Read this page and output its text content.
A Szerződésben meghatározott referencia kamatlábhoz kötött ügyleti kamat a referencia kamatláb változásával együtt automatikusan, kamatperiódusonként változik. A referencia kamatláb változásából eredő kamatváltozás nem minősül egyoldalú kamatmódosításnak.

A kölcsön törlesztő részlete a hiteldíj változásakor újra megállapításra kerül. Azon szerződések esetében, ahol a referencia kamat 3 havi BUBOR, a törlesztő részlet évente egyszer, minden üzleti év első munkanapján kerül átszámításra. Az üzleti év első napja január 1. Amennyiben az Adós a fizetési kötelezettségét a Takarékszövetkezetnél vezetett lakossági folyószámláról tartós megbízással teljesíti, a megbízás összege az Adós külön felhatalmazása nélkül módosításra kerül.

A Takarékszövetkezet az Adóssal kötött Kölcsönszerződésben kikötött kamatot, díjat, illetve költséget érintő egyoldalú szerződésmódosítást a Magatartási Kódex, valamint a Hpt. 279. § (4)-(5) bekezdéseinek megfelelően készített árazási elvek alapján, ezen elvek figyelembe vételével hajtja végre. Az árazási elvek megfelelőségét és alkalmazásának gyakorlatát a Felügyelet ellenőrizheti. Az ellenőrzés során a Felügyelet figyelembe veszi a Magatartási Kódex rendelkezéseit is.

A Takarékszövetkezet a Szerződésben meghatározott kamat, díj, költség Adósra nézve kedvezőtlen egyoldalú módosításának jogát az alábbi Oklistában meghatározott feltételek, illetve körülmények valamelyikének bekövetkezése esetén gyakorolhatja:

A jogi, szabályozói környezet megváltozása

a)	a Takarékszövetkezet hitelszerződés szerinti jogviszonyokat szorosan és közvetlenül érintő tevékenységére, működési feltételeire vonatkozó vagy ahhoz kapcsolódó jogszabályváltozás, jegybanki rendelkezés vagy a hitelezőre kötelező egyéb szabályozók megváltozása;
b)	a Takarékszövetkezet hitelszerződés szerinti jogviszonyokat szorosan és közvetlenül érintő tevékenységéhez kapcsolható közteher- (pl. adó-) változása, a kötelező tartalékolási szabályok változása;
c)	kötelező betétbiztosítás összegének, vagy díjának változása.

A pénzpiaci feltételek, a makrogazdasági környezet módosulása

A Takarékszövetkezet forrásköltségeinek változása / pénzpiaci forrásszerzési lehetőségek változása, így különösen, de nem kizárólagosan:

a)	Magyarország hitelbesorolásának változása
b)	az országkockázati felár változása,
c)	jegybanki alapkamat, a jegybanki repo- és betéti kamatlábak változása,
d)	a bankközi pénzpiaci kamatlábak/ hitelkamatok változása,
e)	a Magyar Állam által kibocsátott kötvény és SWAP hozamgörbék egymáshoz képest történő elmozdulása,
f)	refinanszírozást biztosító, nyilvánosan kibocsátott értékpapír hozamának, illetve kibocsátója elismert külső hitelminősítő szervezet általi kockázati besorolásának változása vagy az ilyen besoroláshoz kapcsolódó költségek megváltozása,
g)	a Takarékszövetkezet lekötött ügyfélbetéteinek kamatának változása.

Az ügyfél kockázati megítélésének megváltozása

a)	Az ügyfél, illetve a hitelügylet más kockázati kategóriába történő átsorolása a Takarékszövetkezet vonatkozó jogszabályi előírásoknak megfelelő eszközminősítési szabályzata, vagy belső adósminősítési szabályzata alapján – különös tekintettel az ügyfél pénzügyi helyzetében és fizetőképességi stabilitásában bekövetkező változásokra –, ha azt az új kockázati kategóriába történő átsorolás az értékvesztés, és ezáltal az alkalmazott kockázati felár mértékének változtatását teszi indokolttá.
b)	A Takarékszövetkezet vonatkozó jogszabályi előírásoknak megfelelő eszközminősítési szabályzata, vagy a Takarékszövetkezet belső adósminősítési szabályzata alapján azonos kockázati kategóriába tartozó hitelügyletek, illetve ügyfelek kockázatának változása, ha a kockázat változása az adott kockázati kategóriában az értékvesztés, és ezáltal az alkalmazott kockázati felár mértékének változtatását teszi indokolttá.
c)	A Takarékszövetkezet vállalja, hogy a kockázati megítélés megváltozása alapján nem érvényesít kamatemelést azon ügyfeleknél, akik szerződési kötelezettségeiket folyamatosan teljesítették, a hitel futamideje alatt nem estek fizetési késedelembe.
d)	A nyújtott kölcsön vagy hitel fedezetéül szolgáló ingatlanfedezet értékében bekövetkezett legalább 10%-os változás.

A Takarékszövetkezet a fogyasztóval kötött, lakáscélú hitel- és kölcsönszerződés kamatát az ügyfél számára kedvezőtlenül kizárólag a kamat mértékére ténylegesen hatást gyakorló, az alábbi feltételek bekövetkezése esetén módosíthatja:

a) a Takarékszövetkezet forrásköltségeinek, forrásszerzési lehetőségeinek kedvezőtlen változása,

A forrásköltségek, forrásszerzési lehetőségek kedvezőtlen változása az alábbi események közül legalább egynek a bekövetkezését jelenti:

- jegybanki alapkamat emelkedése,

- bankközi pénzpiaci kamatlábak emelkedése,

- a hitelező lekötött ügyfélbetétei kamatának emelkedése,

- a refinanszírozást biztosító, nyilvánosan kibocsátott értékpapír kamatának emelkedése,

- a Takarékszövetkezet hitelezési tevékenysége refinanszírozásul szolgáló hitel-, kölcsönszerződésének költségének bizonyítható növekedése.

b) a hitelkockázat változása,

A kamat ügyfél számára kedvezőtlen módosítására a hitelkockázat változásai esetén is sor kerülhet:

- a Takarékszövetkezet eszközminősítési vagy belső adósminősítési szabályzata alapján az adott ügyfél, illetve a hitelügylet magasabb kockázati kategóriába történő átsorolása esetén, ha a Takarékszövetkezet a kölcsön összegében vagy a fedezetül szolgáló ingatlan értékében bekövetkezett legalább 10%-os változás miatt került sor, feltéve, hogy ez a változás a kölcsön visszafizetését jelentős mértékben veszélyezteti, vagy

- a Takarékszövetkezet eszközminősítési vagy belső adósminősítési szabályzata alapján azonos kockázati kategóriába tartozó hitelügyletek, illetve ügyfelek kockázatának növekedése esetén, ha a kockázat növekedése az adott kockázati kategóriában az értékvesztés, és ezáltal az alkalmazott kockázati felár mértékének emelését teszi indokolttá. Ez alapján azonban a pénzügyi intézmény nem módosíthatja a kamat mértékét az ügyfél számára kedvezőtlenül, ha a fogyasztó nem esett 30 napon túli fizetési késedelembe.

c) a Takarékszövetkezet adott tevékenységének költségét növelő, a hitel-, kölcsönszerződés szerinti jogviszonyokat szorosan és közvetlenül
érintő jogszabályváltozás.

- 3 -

----------

▸ Written exercise:
Every line of the listing that holds "bankközi" should be found and copied.

▸ Exercise output:
d)	a bankközi pénzpiaci kamatlábak/ hitelkamatok változása,
- bankközi pénzpiaci kamatlábak emelkedése,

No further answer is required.